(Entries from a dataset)
***

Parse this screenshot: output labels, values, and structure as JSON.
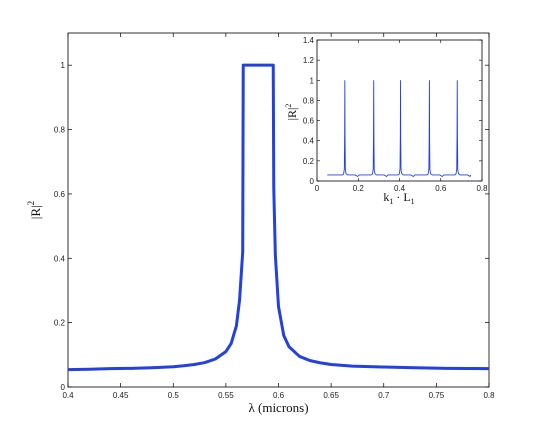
{
  "chart_data": [
    {
      "type": "line",
      "title": "",
      "xlabel": "λ (microns)",
      "ylabel": "|R|",
      "ylabel_superscript": "2",
      "xlim": [
        0.4,
        0.8
      ],
      "ylim": [
        0,
        1.1
      ],
      "xticks": [
        "0.4",
        "0.45",
        "0.5",
        "0.55",
        "0.6",
        "0.65",
        "0.7",
        "0.75",
        "0.8"
      ],
      "yticks": [
        "0",
        "0.2",
        "0.4",
        "0.6",
        "0.8",
        "1"
      ],
      "series": [
        {
          "color": "#2340e0",
          "x": [
            0.4,
            0.42,
            0.44,
            0.46,
            0.48,
            0.5,
            0.51,
            0.52,
            0.53,
            0.54,
            0.55,
            0.555,
            0.56,
            0.563,
            0.566,
            0.5665,
            0.5675,
            0.595,
            0.5955,
            0.597,
            0.6,
            0.605,
            0.61,
            0.62,
            0.63,
            0.64,
            0.65,
            0.67,
            0.7,
            0.73,
            0.76,
            0.8
          ],
          "y": [
            0.054,
            0.055,
            0.057,
            0.058,
            0.06,
            0.063,
            0.066,
            0.07,
            0.076,
            0.087,
            0.11,
            0.135,
            0.19,
            0.27,
            0.42,
            1.0,
            1.0,
            1.0,
            0.62,
            0.41,
            0.25,
            0.16,
            0.125,
            0.095,
            0.082,
            0.075,
            0.07,
            0.065,
            0.062,
            0.06,
            0.058,
            0.057
          ]
        }
      ]
    },
    {
      "type": "line",
      "title": "",
      "xlabel": "k",
      "xlabel_sub1": "1",
      "xlabel_mid": " · L",
      "xlabel_sub2": "1",
      "ylabel": "|R|",
      "ylabel_superscript": "2",
      "xlim": [
        0,
        0.8
      ],
      "ylim": [
        0,
        1.4
      ],
      "xticks": [
        "0",
        "0.2",
        "0.4",
        "0.6",
        "0.8"
      ],
      "yticks": [
        "0",
        "0.2",
        "0.4",
        "0.6",
        "0.8",
        "1",
        "1.2",
        "1.4"
      ],
      "baseline": 0.06,
      "peaks": [
        0.135,
        0.275,
        0.405,
        0.545,
        0.68
      ],
      "series": [
        {
          "color": "#2340e0"
        }
      ]
    }
  ]
}
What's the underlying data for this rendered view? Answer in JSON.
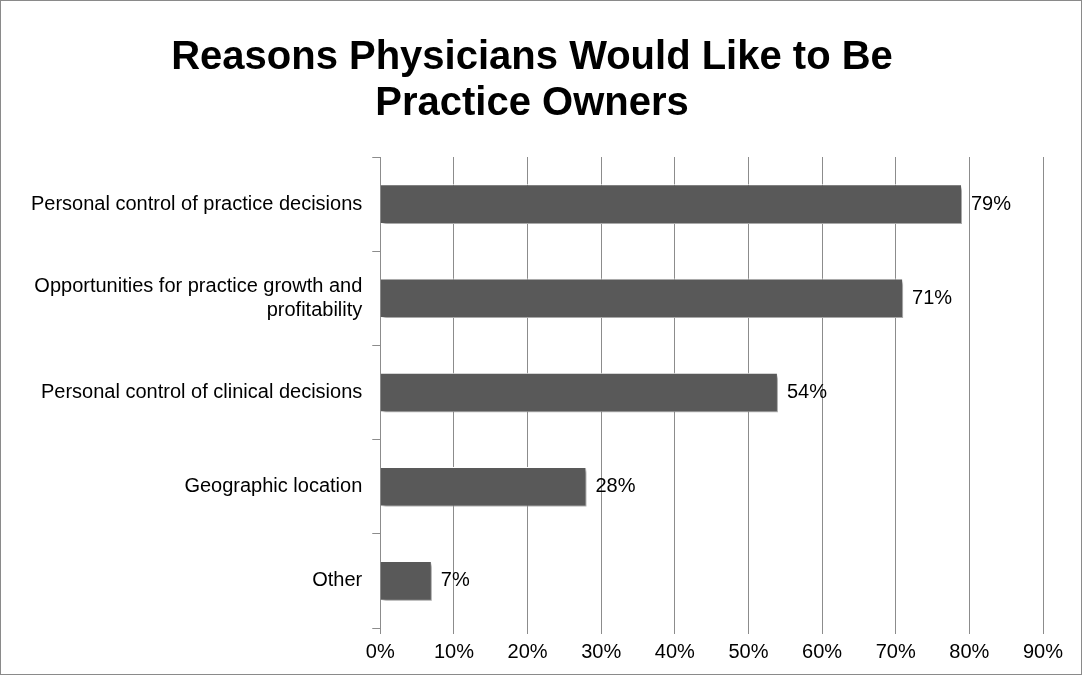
{
  "chart_data": {
    "type": "bar",
    "orientation": "horizontal",
    "title": "Reasons Physicians Would Like to Be Practice Owners",
    "categories": [
      "Personal control of practice decisions",
      "Opportunities for practice growth and profitability",
      "Personal control of clinical decisions",
      "Geographic location",
      "Other"
    ],
    "values": [
      79,
      71,
      54,
      28,
      7
    ],
    "value_labels": [
      "79%",
      "71%",
      "54%",
      "28%",
      "7%"
    ],
    "color": "#595959",
    "xlim": [
      0,
      90
    ],
    "xticks": [
      {
        "value": 0,
        "label": "0%"
      },
      {
        "value": 10,
        "label": "10%"
      },
      {
        "value": 20,
        "label": "20%"
      },
      {
        "value": 30,
        "label": "30%"
      },
      {
        "value": 40,
        "label": "40%"
      },
      {
        "value": 50,
        "label": "50%"
      },
      {
        "value": 60,
        "label": "60%"
      },
      {
        "value": 70,
        "label": "70%"
      },
      {
        "value": 80,
        "label": "80%"
      },
      {
        "value": 90,
        "label": "90%"
      }
    ],
    "grid": "x",
    "legend": false
  }
}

***

Your copy should match the records word for word, with the pictures removed.

Parse this screenshot: output labels, values, and structure as JSON.
{
  "chart_data": [
    {
      "type": "line",
      "title": "",
      "xlabel": "λ (microns)",
      "ylabel": "|R|",
      "ylabel_superscript": "2",
      "xlim": [
        0.4,
        0.8
      ],
      "ylim": [
        0,
        1.1
      ],
      "xticks": [
        "0.4",
        "0.45",
        "0.5",
        "0.55",
        "0.6",
        "0.65",
        "0.7",
        "0.75",
        "0.8"
      ],
      "yticks": [
        "0",
        "0.2",
        "0.4",
        "0.6",
        "0.8",
        "1"
      ],
      "series": [
        {
          "color": "#2340e0",
          "x": [
            0.4,
            0.42,
            0.44,
            0.46,
            0.48,
            0.5,
            0.51,
            0.52,
            0.53,
            0.54,
            0.55,
            0.555,
            0.56,
            0.563,
            0.566,
            0.5665,
            0.5675,
            0.595,
            0.5955,
            0.597,
            0.6,
            0.605,
            0.61,
            0.62,
            0.63,
            0.64,
            0.65,
            0.67,
            0.7,
            0.73,
            0.76,
            0.8
          ],
          "y": [
            0.054,
            0.055,
            0.057,
            0.058,
            0.06,
            0.063,
            0.066,
            0.07,
            0.076,
            0.087,
            0.11,
            0.135,
            0.19,
            0.27,
            0.42,
            1.0,
            1.0,
            1.0,
            0.62,
            0.41,
            0.25,
            0.16,
            0.125,
            0.095,
            0.082,
            0.075,
            0.07,
            0.065,
            0.062,
            0.06,
            0.058,
            0.057
          ]
        }
      ]
    },
    {
      "type": "line",
      "title": "",
      "xlabel": "k",
      "xlabel_sub1": "1",
      "xlabel_mid": " · L",
      "xlabel_sub2": "1",
      "ylabel": "|R|",
      "ylabel_superscript": "2",
      "xlim": [
        0,
        0.8
      ],
      "ylim": [
        0,
        1.4
      ],
      "xticks": [
        "0",
        "0.2",
        "0.4",
        "0.6",
        "0.8"
      ],
      "yticks": [
        "0",
        "0.2",
        "0.4",
        "0.6",
        "0.8",
        "1",
        "1.2",
        "1.4"
      ],
      "baseline": 0.06,
      "peaks": [
        0.135,
        0.275,
        0.405,
        0.545,
        0.68
      ],
      "series": [
        {
          "color": "#2340e0"
        }
      ]
    }
  ]
}
What's the underlying data for this rendered view? Answer in JSON.
{
  "chart_data": {
    "type": "bar",
    "orientation": "horizontal",
    "title": "Reasons Physicians Would Like to Be Practice Owners",
    "categories": [
      "Personal control of practice decisions",
      "Opportunities for practice growth and profitability",
      "Personal control of clinical decisions",
      "Geographic location",
      "Other"
    ],
    "values": [
      79,
      71,
      54,
      28,
      7
    ],
    "value_labels": [
      "79%",
      "71%",
      "54%",
      "28%",
      "7%"
    ],
    "color": "#595959",
    "xlim": [
      0,
      90
    ],
    "xticks": [
      {
        "value": 0,
        "label": "0%"
      },
      {
        "value": 10,
        "label": "10%"
      },
      {
        "value": 20,
        "label": "20%"
      },
      {
        "value": 30,
        "label": "30%"
      },
      {
        "value": 40,
        "label": "40%"
      },
      {
        "value": 50,
        "label": "50%"
      },
      {
        "value": 60,
        "label": "60%"
      },
      {
        "value": 70,
        "label": "70%"
      },
      {
        "value": 80,
        "label": "80%"
      },
      {
        "value": 90,
        "label": "90%"
      }
    ],
    "grid": "x",
    "legend": false
  }
}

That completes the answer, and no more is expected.